### [Page text]
|---|
Abstract 14600: Thiazolidinediones Regulate Internal Ribosome Entry Site Dependent Translation of Insulin-Like Growth Factor-1 Receptor in Human Aortic Smooth Muscle Cells.
The insulin-like growth factor-1 receptor (IGF-1R) stimulates vascular smooth muscle cell (SMC) proliferation, differentiation, and survival. Thiazolidinediones (TZDs), namely rosiglitazone (rosi) and pioglitazone, upregulate SMC IGF-1R. To determine mechanisms we exposed SMC to 0–20 uM rosi for 24 h which upregulated IGF-1R by 117 ± 20 % (P<0.05, n=4) without changing mRNA levels. 10 ug/mL cycloheximide abolished this effect, suggesting a translational mechanism. We have previously shown that the IGF-1R 5′-UTR contains an internal ribosome entry site (IRES), which mediates cap-independent translation. We transfected a basic bicistronic construct (pBiC) or bicistronic construct containing the IGF-1R 5′-UTR (pBiC943) between Renilla luciferase (R Luc) and Firefly luciferase (F Luc) into SMC, which were then exposed to 0–20 uM rosi for 24 h. pBiC-943 transfected SMC expressed 4.3-fold higher F/R Luc activity than pBiC transfected cells (n=6), consistent with basal IRES-dependent IGF-1R translation. However, the F/R Luc ratio was markedly increased by 10 uM rosi (12-fold increase, n=6), indicating that rosi promoted IRES dependent translation. Adenoviral overexpression of PPARγ did not mimic the TZD effect on IGF-1R expression, but downregulated IGF-1R by 62 ± 3 % (P<0.05, n=4), indicating that the TZD effect was PPARγ independent. To examine the physiological relevance of TZD upregulation of IGF-1R, we examined the effect of rosi on SMC survival and differentiation. 20 uM rosi reduced oxLDL induced apoptosis by 40 % and neutralizing antibody to IGF-1R (αIR3) counteracted this rescue, suggesting the rosi survival effect is mediated by IGF-1R. 50 ng/mL IGF-1 markedly increased smooth muscle contractile protein expression (α-smooth muscle actin (SMA); 4.2 ± 1.0 -fold, P<0.05, calponin; 2.0 ± 0.2 -fold, P<0.05), and 20 uM rosi likewise upregulated α-SMA (1.8 ± 0.1-fold, P<0.05) and calponin (1.6 ± 0.1-fold, P<0.01) expression, consistent with IGF-1R upregulation. In conclusion, TZDs upregulate IGF-1R by enhancing IRES dependent translation, contributing to SMC contractile protein expression and survival. Because the IGF-1R has a pleiotropic effects on vascular cells, our finding are important for understanding cardiovascular effects of TZDs.
- © 2010 by American Heart Association, Inc.
|---|
### [Problem to solve]
In the abstract on thiazolidinediones and IGF-1R, by how much did adenoviral overexpression of PPARγ downregulate IGF-1R?
|---|
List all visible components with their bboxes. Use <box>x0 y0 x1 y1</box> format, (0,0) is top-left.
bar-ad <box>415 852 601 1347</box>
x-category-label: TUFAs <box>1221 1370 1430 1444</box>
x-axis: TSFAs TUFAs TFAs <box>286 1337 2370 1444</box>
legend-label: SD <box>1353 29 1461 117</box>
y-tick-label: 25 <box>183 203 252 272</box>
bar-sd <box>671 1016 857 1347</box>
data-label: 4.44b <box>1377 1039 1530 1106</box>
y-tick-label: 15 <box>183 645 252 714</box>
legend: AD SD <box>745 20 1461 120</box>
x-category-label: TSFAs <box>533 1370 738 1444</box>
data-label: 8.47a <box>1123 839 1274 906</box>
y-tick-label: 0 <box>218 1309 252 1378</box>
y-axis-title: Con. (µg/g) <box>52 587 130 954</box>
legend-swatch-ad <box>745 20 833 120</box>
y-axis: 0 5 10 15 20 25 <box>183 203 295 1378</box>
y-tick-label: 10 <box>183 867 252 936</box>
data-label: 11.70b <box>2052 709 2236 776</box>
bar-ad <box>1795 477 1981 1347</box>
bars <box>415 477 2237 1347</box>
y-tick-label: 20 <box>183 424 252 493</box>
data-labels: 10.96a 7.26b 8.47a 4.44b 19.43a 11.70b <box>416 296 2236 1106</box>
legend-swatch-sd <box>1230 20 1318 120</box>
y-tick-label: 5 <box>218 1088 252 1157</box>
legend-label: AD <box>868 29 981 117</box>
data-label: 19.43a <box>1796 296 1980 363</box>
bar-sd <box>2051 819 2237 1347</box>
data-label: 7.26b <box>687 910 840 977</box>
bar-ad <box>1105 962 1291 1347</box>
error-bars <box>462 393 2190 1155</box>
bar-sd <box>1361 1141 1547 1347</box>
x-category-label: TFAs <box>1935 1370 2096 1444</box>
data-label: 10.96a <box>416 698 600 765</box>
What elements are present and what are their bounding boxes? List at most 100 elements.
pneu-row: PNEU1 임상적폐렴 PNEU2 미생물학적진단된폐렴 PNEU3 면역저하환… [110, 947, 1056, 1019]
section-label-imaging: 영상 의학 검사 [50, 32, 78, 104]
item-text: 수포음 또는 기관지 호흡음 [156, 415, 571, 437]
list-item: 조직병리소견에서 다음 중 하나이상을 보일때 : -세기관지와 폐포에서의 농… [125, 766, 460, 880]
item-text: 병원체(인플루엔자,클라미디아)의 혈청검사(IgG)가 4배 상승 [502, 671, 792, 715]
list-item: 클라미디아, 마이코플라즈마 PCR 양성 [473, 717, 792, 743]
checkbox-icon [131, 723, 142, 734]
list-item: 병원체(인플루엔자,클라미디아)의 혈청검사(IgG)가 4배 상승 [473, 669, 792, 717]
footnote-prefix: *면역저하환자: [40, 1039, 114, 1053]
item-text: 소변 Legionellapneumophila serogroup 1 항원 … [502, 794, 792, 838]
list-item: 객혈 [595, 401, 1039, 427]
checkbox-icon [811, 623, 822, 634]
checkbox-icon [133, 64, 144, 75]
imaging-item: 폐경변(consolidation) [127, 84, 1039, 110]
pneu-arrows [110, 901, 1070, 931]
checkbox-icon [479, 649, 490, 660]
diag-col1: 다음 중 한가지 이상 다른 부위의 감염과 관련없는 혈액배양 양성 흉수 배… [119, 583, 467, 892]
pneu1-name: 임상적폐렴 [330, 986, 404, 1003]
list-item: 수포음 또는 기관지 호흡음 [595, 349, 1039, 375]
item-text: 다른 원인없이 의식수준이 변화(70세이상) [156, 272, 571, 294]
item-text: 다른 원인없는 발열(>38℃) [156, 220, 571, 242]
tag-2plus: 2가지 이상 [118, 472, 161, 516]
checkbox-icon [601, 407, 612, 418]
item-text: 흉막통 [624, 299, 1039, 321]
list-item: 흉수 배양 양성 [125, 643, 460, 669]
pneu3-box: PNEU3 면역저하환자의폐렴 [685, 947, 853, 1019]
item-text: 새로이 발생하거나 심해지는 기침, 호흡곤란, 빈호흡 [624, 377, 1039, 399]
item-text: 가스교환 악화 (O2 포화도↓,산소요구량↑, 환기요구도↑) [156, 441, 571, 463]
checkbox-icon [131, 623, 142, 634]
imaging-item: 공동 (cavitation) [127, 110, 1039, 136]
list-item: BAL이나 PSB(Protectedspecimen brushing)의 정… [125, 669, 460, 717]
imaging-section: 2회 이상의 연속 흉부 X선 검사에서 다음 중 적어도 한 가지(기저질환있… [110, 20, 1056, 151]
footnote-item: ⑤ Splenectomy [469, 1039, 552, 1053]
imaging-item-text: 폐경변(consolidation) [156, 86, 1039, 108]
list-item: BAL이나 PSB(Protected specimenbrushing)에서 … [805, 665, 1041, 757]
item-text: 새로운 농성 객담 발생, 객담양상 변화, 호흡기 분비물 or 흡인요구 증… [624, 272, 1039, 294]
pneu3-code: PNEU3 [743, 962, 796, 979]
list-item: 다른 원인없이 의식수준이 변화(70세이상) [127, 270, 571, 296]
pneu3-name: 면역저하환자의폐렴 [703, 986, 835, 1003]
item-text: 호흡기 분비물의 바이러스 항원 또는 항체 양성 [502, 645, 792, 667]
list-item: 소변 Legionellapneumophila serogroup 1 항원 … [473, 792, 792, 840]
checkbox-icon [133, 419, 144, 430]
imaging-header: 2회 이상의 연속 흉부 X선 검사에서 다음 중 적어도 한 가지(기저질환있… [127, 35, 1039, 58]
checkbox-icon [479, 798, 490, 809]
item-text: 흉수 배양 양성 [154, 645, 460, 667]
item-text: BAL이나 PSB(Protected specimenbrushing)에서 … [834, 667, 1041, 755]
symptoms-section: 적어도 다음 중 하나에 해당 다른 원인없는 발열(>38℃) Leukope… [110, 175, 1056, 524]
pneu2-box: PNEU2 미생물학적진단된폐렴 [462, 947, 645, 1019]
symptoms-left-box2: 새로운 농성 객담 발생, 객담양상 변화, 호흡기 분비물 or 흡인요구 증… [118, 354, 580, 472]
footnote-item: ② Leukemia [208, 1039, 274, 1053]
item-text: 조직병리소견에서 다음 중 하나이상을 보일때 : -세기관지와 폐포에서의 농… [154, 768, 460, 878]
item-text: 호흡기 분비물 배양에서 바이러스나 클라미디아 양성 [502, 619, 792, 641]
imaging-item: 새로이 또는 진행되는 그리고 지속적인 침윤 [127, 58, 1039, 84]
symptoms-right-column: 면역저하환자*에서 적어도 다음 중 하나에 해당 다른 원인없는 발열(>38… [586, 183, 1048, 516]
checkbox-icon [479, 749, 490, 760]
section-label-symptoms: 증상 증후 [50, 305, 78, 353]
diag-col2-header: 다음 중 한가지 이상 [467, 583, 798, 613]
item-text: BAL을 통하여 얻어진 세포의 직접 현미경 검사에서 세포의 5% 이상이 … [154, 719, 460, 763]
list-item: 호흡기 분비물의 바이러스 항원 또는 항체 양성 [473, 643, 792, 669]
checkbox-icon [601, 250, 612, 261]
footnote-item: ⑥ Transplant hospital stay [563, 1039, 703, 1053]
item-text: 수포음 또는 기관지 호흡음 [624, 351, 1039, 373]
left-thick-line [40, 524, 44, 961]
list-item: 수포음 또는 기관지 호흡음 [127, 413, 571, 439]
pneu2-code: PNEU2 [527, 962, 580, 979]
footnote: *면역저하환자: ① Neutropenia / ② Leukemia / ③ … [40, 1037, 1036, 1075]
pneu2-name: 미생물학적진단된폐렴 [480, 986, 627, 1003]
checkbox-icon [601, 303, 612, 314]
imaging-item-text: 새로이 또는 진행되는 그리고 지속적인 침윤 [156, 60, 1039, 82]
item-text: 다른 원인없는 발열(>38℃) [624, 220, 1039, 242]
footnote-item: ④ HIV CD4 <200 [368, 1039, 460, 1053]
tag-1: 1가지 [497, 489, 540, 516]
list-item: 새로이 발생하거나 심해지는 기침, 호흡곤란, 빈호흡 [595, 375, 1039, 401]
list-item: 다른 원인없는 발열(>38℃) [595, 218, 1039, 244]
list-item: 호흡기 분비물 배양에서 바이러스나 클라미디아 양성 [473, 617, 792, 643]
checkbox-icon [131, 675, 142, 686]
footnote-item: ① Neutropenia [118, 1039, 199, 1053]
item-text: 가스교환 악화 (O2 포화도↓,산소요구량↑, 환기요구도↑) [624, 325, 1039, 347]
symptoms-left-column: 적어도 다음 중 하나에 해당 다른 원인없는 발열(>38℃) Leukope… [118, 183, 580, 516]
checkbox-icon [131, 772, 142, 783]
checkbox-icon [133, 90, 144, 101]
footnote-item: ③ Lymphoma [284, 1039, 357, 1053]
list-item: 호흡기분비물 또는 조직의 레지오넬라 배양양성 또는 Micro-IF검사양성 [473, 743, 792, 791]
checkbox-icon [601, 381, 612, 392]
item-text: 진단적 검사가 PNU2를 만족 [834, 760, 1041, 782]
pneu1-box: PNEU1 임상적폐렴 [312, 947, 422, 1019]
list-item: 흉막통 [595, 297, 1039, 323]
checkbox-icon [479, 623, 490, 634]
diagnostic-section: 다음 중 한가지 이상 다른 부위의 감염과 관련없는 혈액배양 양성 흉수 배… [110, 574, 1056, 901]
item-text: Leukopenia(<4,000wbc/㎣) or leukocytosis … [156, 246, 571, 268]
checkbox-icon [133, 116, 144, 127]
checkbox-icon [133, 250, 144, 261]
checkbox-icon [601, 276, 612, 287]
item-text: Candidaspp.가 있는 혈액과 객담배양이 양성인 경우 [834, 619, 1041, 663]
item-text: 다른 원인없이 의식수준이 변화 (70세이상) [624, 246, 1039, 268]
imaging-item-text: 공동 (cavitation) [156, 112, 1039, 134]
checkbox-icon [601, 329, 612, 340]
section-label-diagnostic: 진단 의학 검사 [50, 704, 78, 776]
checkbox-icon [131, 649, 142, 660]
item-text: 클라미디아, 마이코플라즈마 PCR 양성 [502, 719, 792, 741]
|---|
### [Result of this task]
By 62 ± 3 %.